[Dataset records]
────────────────────
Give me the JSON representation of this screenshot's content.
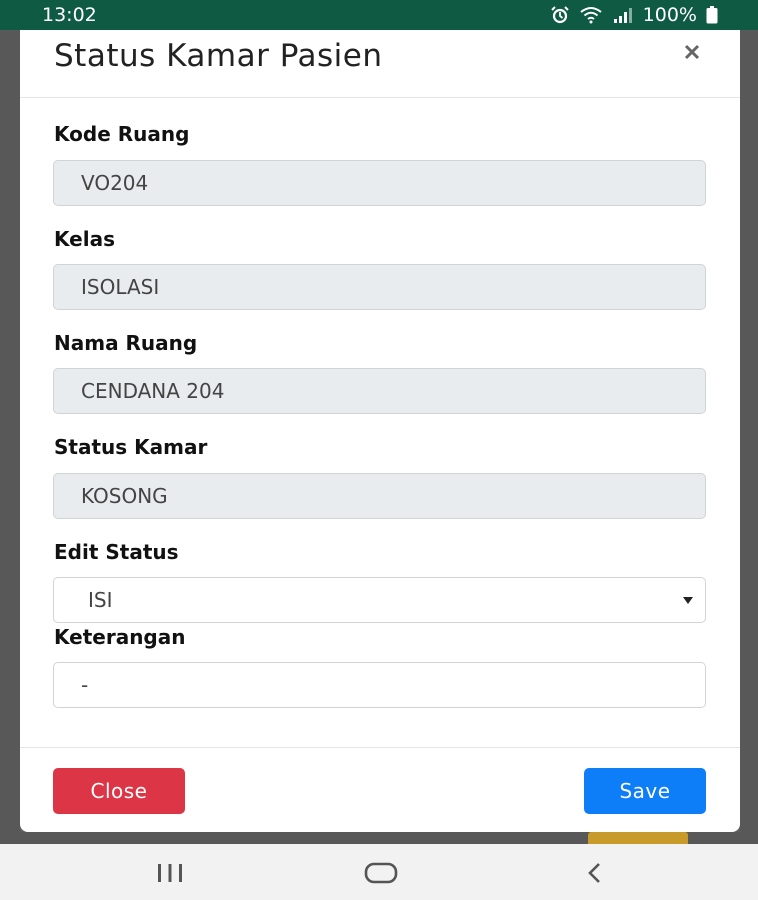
{
  "status_bar": {
    "time": "13:02",
    "battery_text": "100%",
    "icons": [
      "alarm-icon",
      "wifi-icon",
      "signal-icon",
      "battery-icon"
    ]
  },
  "modal": {
    "title": "Status Kamar Pasien",
    "close_icon": "close-icon",
    "fields": {
      "kode_ruang": {
        "label": "Kode Ruang",
        "value": "VO204"
      },
      "kelas": {
        "label": "Kelas",
        "value": "ISOLASI"
      },
      "nama_ruang": {
        "label": "Nama Ruang",
        "value": "CENDANA 204"
      },
      "status_kamar": {
        "label": "Status Kamar",
        "value": "KOSONG"
      },
      "edit_status": {
        "label": "Edit Status",
        "value": "ISI"
      },
      "keterangan": {
        "label": "Keterangan",
        "value": "-"
      }
    },
    "buttons": {
      "close_label": "Close",
      "save_label": "Save"
    }
  },
  "nav_bar": {
    "icons": [
      "recent-apps-icon",
      "home-icon",
      "back-icon"
    ]
  },
  "colors": {
    "status_bar": "#0f5a43",
    "close_button": "#dc3545",
    "save_button": "#0d7ef7",
    "readonly_field": "#e9ecef"
  }
}
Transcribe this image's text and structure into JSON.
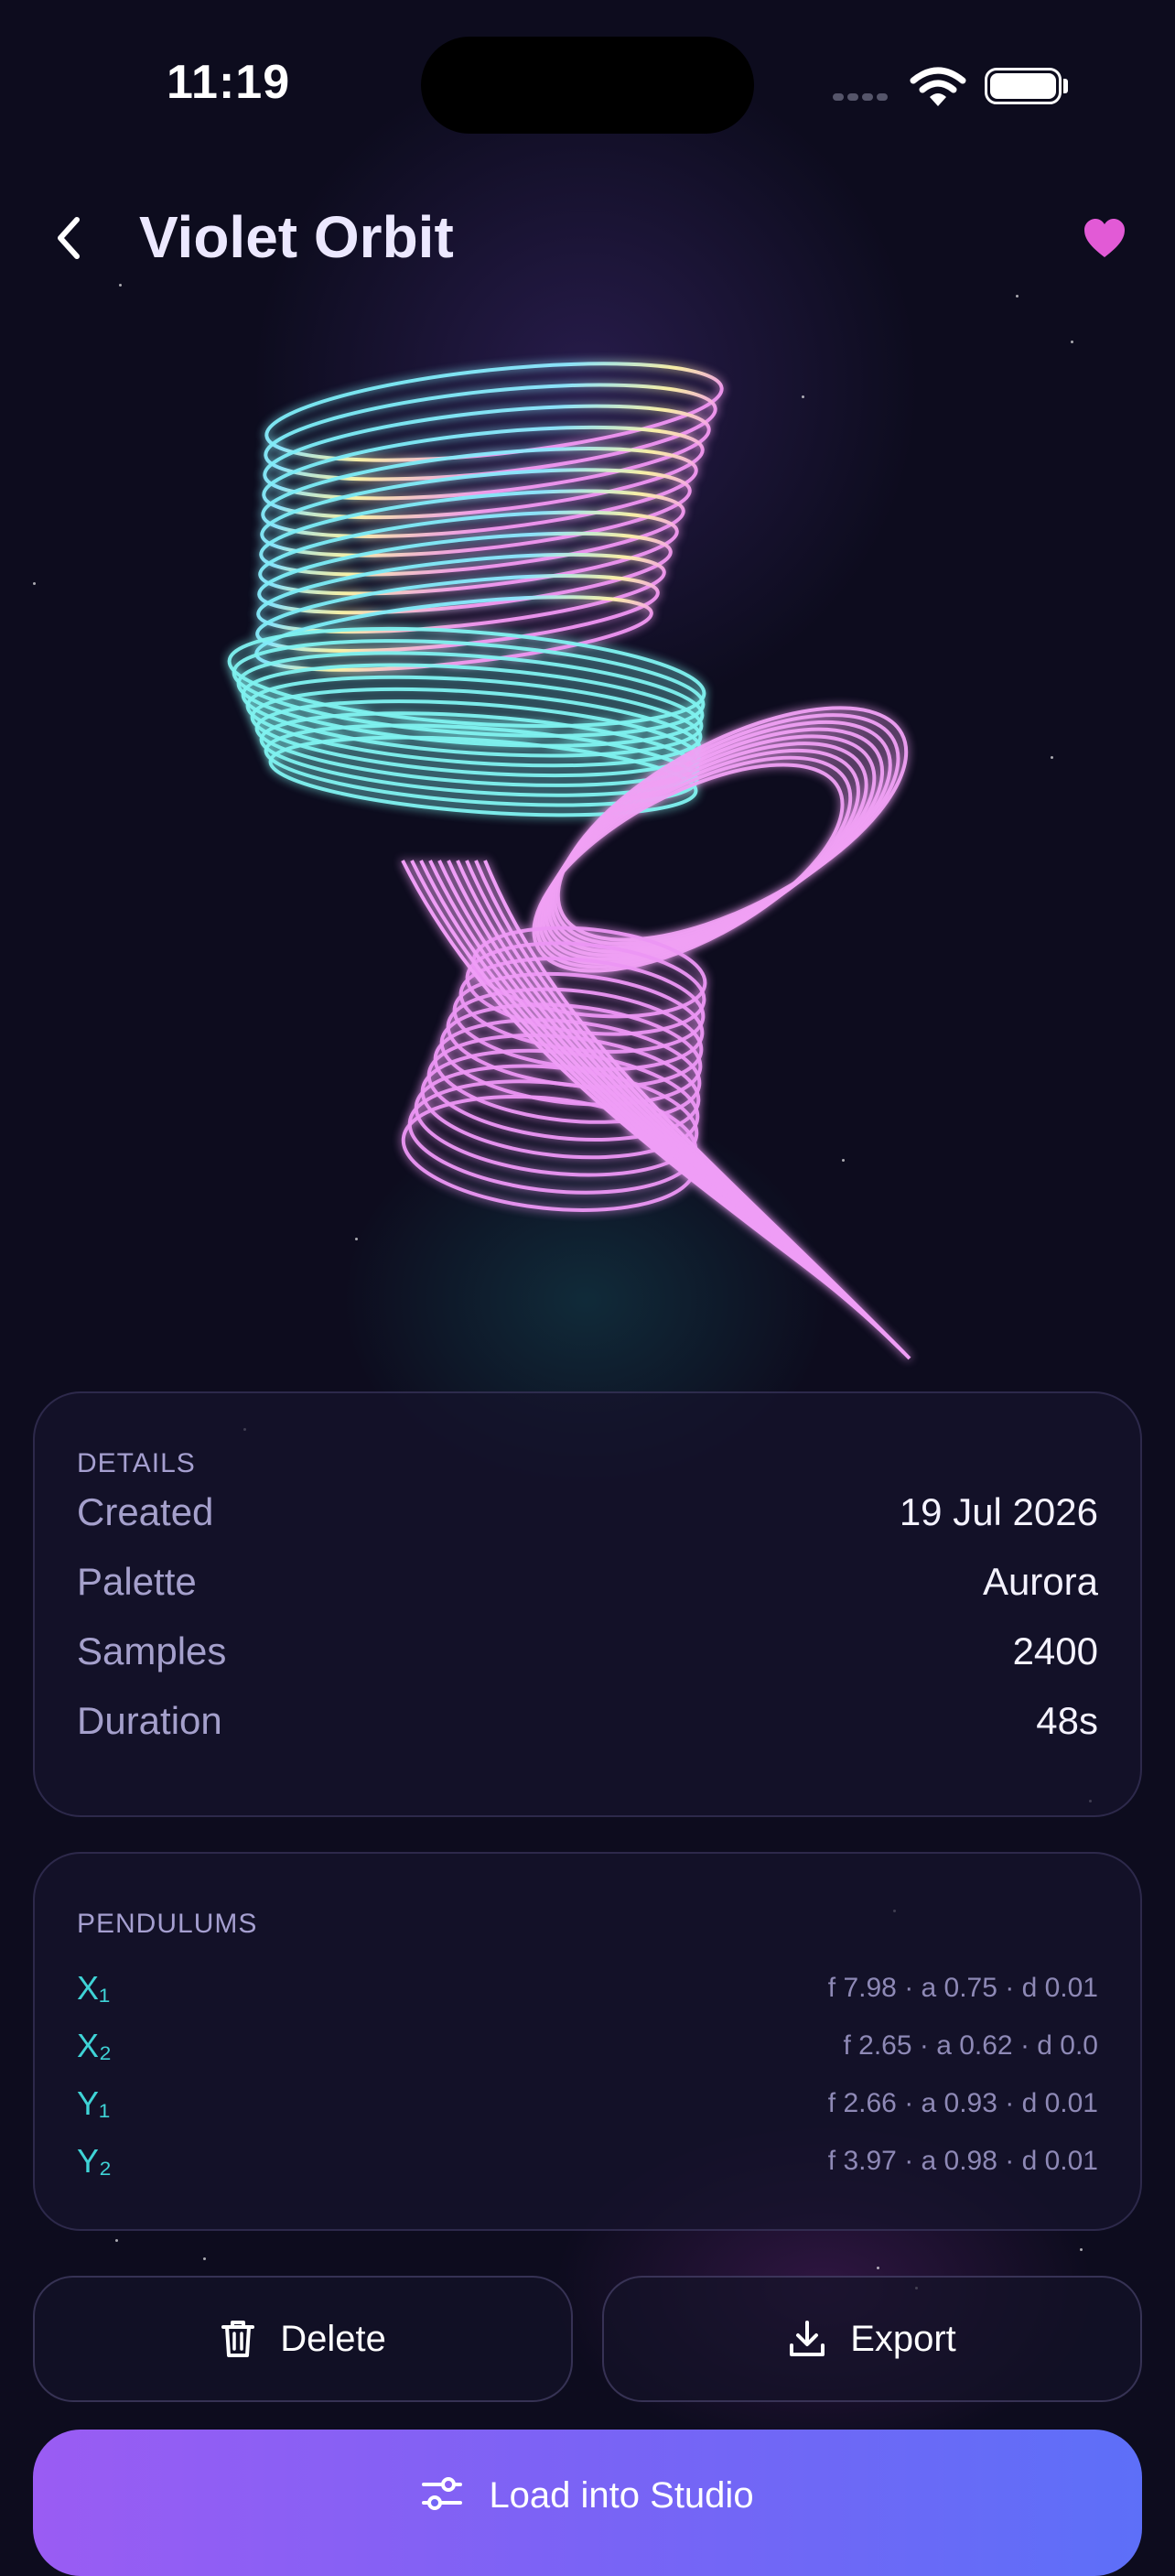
{
  "status_bar": {
    "time": "11:19"
  },
  "header": {
    "title": "Violet Orbit"
  },
  "details": {
    "label": "DETAILS",
    "rows": [
      {
        "key": "Created",
        "value": "19 Jul 2026"
      },
      {
        "key": "Palette",
        "value": "Aurora"
      },
      {
        "key": "Samples",
        "value": "2400"
      },
      {
        "key": "Duration",
        "value": "48s"
      }
    ]
  },
  "pendulums": {
    "label": "PENDULUMS",
    "rows": [
      {
        "name": "X₁",
        "params": "f 7.98 · a 0.75 · d 0.01"
      },
      {
        "name": "X₂",
        "params": "f 2.65 · a 0.62 · d 0.0"
      },
      {
        "name": "Y₁",
        "params": "f 2.66 · a 0.93 · d 0.01"
      },
      {
        "name": "Y₂",
        "params": "f 3.97 · a 0.98 · d 0.01"
      }
    ]
  },
  "actions": {
    "delete_label": "Delete",
    "export_label": "Export",
    "load_label": "Load into Studio"
  },
  "colors": {
    "accent": "#3fd3d6",
    "favorite": "#e25ad6",
    "gradient_start": "#9a5cf3",
    "gradient_end": "#5d6ff8"
  },
  "icons": {
    "back": "chevron-left-icon",
    "favorite": "heart-icon",
    "delete": "trash-icon",
    "export": "download-icon",
    "load": "sliders-icon"
  }
}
────────────────────
Your objective >> Where a line contains "into", copy that line.

Response to the exercise >>
Transcribe this image's text and structure into JSON.
    "load_label": "Load into Studio"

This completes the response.